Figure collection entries
━━━━━━

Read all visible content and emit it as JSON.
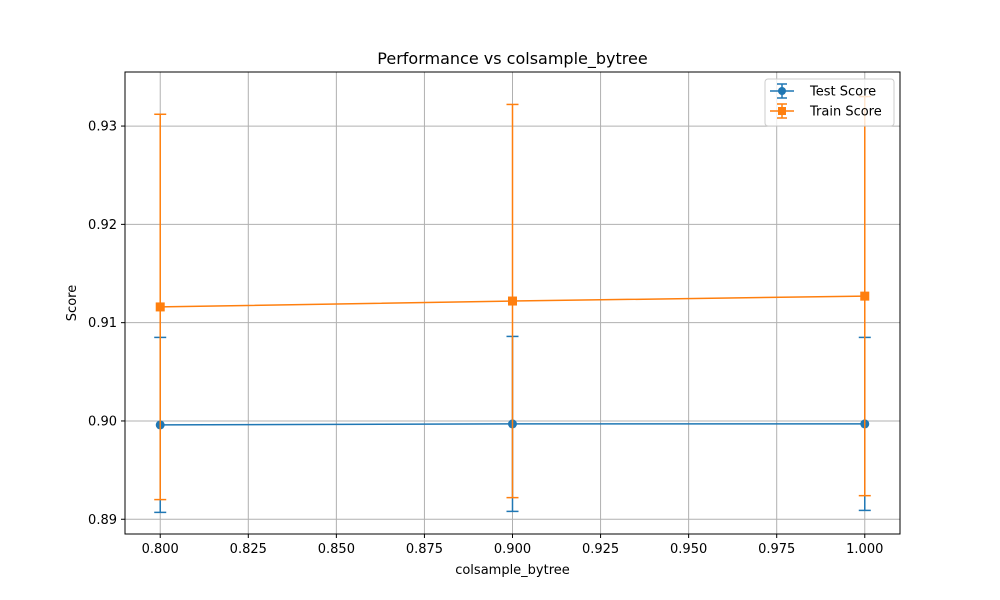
{
  "chart_data": {
    "type": "line",
    "title": "Performance vs colsample_bytree",
    "xlabel": "colsample_bytree",
    "ylabel": "Score",
    "xlim": [
      0.79,
      1.01
    ],
    "ylim": [
      0.8885,
      0.9355
    ],
    "xticks": [
      0.8,
      0.825,
      0.85,
      0.875,
      0.9,
      0.925,
      0.95,
      0.975,
      1.0
    ],
    "xtick_labels": [
      "0.800",
      "0.825",
      "0.850",
      "0.875",
      "0.900",
      "0.925",
      "0.950",
      "0.975",
      "1.000"
    ],
    "yticks": [
      0.89,
      0.9,
      0.91,
      0.92,
      0.93
    ],
    "ytick_labels": [
      "0.89",
      "0.90",
      "0.91",
      "0.92",
      "0.93"
    ],
    "grid": true,
    "legend_position": "top-right",
    "x": [
      0.8,
      0.9,
      1.0
    ],
    "series": [
      {
        "name": "Test Score",
        "marker": "circle",
        "color": "#1f77b4",
        "values": [
          0.8996,
          0.8997,
          0.8997
        ],
        "errors": [
          0.0089,
          0.0089,
          0.0088
        ]
      },
      {
        "name": "Train Score",
        "marker": "square",
        "color": "#ff7f0e",
        "values": [
          0.9116,
          0.9122,
          0.9127
        ],
        "errors": [
          0.0196,
          0.02,
          0.0203
        ]
      }
    ]
  }
}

━━━━━━

What to work on: Which lines hold the word "Score"? Return all of them from the records above.

Complete output:
    "ylabel": "Score",
        "name": "Test Score",
        "name": "Train Score",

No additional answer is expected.